** What is required **
Extract each line containing the string "refer".

** Input material **
------------------------
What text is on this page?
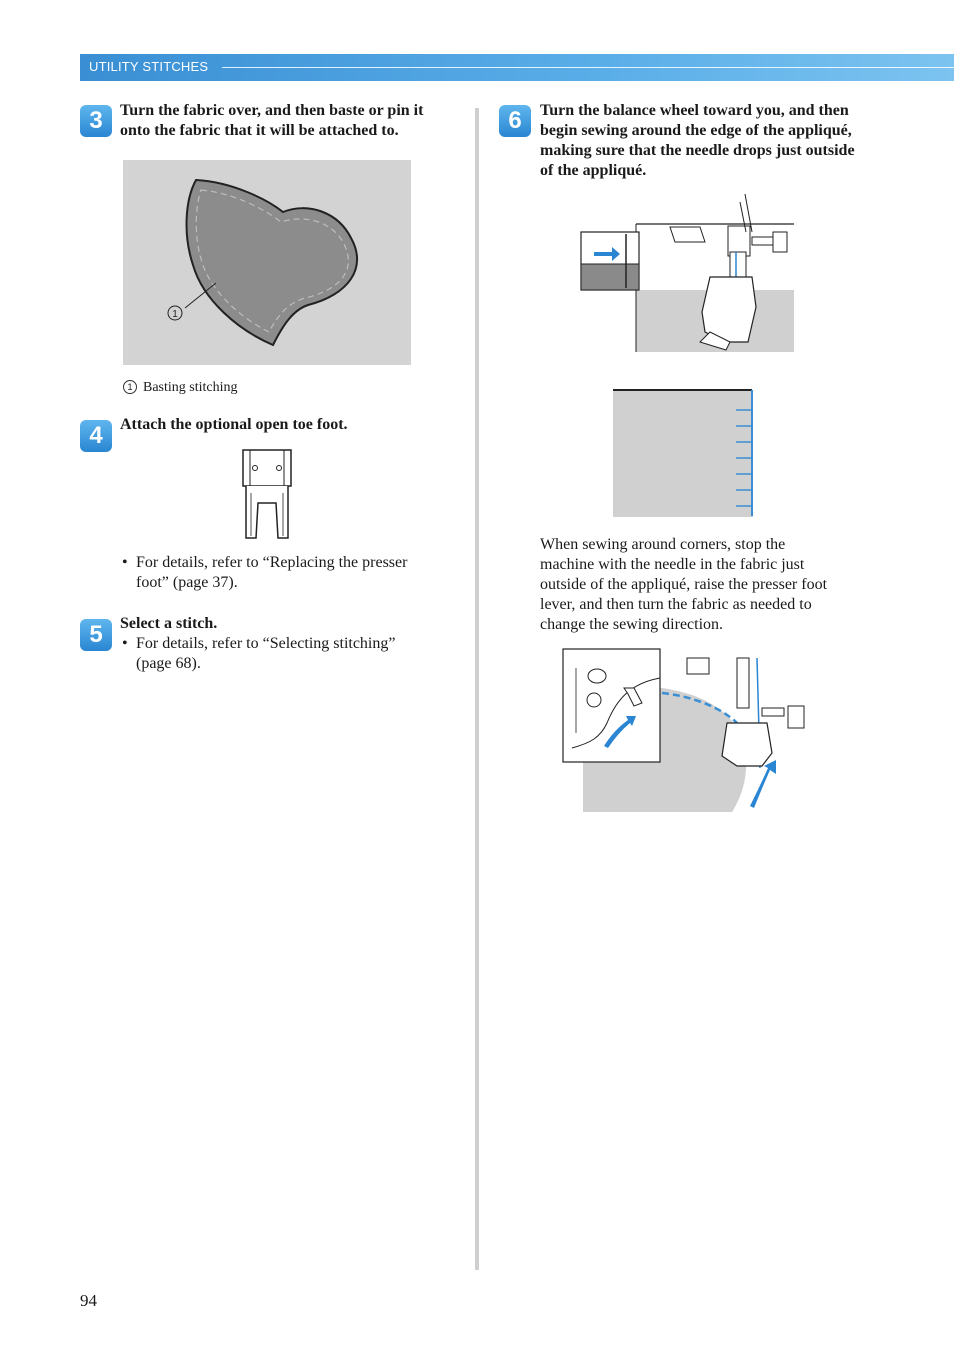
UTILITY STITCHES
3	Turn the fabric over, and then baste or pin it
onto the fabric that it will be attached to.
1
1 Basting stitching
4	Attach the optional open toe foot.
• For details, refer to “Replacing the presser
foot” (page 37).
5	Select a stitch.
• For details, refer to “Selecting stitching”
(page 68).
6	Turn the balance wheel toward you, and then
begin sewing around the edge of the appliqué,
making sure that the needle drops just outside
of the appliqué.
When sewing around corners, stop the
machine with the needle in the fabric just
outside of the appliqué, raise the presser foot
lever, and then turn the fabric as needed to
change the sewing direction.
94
------------------------
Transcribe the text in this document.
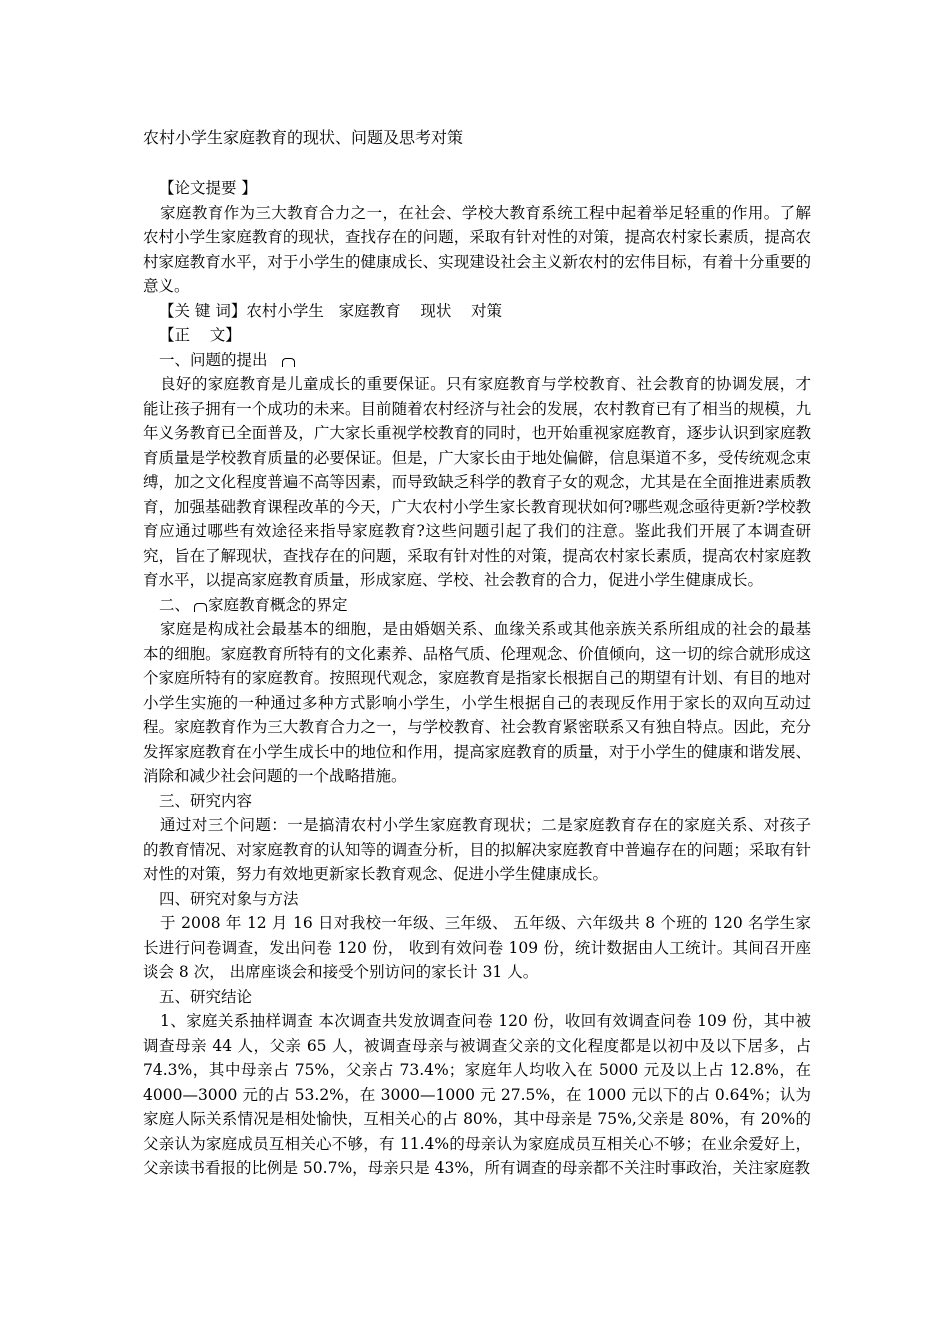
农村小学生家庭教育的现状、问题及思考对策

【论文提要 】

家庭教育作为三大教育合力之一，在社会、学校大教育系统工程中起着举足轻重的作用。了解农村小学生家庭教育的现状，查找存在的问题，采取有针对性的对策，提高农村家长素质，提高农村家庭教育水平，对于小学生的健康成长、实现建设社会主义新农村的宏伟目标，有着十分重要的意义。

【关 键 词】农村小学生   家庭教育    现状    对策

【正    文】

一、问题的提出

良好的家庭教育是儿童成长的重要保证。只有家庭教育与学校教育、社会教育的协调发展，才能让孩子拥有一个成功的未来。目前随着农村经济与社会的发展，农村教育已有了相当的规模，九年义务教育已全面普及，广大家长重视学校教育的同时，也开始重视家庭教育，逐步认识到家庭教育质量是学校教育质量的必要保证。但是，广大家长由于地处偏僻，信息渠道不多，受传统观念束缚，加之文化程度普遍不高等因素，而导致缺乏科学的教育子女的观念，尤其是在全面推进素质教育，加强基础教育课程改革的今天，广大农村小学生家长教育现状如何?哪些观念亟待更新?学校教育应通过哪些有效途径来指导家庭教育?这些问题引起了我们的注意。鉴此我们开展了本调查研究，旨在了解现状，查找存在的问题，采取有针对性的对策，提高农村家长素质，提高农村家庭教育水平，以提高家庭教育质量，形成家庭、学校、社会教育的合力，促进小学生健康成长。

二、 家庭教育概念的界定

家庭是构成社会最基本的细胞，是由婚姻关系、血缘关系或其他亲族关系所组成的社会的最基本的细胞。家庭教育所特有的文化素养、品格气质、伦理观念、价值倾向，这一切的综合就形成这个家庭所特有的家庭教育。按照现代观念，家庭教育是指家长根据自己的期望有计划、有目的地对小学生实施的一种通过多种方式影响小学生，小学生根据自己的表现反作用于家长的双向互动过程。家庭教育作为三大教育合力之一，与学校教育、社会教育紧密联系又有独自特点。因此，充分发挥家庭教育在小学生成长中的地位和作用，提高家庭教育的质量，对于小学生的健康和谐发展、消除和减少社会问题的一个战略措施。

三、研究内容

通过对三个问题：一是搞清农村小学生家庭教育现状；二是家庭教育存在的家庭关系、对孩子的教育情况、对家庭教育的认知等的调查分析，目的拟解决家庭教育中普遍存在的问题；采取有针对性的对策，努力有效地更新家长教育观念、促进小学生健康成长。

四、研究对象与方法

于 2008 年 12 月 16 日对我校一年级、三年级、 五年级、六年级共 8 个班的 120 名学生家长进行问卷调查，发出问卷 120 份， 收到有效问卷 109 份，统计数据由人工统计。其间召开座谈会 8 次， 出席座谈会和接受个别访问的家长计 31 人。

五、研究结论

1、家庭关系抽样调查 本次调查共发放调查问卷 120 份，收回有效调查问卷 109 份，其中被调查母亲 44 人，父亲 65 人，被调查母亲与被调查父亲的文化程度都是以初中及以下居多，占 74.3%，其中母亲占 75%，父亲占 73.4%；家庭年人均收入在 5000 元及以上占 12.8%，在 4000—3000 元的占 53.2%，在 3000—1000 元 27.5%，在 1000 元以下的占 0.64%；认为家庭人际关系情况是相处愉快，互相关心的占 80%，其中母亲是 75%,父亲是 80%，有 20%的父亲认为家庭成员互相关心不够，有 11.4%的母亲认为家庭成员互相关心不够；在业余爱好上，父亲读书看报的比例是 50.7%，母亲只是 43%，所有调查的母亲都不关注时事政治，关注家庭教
------------------------
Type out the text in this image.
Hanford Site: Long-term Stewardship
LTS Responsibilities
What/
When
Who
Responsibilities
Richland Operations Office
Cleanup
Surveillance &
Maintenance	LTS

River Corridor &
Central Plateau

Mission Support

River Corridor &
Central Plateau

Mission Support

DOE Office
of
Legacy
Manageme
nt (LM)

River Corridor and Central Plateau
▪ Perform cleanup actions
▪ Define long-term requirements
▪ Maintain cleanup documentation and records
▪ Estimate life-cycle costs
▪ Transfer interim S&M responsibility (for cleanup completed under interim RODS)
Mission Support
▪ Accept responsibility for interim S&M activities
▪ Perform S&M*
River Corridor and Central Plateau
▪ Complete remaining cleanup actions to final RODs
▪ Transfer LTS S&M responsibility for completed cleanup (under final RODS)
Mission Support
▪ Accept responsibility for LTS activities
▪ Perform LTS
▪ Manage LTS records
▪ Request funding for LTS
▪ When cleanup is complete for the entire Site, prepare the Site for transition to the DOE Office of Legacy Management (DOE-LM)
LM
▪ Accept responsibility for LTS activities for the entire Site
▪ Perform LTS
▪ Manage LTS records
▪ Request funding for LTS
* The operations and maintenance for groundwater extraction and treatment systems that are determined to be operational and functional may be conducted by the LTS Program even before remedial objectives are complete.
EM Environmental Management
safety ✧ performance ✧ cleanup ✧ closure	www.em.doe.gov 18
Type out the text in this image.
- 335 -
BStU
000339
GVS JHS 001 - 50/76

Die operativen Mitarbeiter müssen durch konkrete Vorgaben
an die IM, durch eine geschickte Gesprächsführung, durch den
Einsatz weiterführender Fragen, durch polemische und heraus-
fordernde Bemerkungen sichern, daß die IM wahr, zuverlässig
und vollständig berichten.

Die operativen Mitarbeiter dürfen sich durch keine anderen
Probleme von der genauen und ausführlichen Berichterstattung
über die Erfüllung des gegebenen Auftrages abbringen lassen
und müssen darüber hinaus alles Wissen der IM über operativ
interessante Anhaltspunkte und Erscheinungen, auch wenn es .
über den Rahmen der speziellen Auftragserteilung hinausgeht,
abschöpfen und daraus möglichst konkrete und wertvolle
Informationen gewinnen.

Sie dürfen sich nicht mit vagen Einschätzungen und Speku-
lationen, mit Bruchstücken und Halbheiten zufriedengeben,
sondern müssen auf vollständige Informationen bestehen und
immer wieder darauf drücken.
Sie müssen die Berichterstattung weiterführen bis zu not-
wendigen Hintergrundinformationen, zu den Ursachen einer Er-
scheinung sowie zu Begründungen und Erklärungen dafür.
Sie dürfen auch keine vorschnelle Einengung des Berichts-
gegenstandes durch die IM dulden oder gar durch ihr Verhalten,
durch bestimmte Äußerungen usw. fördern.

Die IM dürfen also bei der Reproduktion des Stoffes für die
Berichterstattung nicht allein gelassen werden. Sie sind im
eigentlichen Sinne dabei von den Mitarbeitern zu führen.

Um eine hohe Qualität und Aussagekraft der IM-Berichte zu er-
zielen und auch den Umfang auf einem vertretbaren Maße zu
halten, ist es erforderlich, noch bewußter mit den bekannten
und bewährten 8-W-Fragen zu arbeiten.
------------------------
** Solution for this problem **
• For details, refer to “Replacing the presser
• For details, refer to “Selecting stitching”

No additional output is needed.